* [Work to be completed]:
Filter the entries, keeping every line with the word "score".

═════ Available data ═════

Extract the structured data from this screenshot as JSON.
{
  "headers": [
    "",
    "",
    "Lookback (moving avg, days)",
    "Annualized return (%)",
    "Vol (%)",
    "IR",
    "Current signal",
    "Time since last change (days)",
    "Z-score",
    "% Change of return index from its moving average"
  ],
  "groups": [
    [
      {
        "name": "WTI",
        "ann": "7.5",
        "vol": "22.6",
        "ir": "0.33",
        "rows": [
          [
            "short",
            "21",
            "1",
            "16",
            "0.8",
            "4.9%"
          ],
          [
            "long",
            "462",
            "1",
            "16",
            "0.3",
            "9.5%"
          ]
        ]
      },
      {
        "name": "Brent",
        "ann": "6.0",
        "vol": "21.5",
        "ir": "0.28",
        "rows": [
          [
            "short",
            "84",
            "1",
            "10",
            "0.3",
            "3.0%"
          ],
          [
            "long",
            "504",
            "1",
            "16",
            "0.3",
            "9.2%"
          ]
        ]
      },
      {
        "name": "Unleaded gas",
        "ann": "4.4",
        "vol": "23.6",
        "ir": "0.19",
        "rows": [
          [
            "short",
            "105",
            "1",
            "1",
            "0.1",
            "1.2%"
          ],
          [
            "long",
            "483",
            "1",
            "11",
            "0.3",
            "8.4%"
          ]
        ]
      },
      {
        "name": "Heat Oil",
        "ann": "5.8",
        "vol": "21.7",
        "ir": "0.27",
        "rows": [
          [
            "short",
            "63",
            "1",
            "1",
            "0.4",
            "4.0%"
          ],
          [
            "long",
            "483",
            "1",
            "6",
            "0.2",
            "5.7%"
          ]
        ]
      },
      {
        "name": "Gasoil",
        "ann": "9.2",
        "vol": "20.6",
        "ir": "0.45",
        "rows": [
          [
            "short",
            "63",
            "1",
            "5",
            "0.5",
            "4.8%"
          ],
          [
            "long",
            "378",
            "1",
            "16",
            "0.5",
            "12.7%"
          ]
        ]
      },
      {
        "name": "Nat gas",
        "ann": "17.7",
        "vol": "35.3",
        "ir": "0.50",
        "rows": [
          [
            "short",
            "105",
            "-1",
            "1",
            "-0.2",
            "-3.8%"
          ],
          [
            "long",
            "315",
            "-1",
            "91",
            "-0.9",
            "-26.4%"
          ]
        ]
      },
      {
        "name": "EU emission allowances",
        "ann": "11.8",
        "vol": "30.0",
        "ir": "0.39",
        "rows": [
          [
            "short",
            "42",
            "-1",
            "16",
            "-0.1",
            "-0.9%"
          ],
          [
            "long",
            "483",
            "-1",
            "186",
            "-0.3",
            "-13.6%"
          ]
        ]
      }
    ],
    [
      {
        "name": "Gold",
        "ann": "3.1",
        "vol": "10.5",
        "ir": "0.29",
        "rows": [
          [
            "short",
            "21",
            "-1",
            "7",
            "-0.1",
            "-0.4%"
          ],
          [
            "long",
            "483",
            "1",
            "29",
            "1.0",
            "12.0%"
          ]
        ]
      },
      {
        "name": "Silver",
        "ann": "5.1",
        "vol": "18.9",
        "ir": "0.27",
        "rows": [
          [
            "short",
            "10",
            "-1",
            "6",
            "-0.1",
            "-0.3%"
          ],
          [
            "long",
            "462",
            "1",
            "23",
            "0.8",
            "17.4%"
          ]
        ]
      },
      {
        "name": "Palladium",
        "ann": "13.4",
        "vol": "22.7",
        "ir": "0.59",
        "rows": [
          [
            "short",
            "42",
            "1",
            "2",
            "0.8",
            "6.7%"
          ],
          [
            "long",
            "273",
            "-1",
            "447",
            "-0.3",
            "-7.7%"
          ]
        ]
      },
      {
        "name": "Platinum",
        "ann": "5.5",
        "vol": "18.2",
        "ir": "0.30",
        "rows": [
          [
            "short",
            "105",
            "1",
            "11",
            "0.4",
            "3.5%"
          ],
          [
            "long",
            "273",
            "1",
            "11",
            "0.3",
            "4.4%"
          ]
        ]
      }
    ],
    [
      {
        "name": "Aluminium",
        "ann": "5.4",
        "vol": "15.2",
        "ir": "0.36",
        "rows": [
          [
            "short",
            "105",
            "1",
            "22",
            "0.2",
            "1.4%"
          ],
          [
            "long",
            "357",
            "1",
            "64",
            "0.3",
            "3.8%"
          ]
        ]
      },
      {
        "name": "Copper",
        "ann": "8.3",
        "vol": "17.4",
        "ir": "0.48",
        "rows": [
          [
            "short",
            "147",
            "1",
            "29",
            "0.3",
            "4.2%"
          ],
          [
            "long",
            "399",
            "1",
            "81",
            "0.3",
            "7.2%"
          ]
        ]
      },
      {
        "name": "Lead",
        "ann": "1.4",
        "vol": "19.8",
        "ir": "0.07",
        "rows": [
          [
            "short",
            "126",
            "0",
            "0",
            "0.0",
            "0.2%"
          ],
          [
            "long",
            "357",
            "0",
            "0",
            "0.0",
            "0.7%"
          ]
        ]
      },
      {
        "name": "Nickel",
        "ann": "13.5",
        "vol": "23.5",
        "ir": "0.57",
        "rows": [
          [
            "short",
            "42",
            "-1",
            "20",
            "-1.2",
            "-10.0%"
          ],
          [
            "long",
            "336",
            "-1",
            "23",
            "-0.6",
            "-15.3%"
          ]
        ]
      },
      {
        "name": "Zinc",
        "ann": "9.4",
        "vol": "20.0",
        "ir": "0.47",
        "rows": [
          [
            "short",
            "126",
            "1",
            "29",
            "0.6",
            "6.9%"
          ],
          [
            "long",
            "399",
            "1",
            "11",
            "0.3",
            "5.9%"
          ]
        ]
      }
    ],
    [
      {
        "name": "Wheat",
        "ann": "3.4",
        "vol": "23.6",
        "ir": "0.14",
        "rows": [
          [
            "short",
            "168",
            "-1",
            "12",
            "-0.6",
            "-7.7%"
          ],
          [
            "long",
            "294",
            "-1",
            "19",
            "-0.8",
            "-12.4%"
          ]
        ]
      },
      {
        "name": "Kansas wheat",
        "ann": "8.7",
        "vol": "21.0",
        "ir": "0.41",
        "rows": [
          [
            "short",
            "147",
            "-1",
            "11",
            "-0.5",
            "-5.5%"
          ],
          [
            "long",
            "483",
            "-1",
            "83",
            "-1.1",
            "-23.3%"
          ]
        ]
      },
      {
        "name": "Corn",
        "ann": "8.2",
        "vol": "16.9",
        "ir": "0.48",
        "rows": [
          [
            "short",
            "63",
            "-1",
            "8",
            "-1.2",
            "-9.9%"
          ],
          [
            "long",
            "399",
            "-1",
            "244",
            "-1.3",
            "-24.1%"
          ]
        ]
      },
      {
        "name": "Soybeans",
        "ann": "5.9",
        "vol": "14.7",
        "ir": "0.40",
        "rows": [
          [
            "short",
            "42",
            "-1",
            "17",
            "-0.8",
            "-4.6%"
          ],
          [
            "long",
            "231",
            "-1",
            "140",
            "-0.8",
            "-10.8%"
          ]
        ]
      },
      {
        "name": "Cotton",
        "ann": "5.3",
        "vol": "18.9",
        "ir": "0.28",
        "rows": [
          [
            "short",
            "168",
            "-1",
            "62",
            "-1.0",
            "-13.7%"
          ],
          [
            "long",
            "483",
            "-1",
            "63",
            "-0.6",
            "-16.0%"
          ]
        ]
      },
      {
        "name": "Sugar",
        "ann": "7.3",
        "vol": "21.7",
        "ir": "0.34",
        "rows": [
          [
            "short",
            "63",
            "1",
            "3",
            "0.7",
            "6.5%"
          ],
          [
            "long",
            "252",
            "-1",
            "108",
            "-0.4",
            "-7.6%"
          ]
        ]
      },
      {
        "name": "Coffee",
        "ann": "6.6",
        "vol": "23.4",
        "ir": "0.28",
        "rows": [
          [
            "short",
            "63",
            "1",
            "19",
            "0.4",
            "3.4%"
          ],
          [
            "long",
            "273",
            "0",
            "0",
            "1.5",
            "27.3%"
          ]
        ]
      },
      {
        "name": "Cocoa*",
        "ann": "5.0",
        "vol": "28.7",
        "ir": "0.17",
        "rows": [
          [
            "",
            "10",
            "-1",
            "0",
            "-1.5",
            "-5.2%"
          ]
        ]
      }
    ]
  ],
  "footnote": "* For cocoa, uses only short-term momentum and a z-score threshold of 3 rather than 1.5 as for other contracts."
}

═════

* [Expected answer]:
    "Z-score",
  "footnote": "* For cocoa, uses only short-term momentum and a z-score threshold of 3 rather than 1.5 as for other contracts."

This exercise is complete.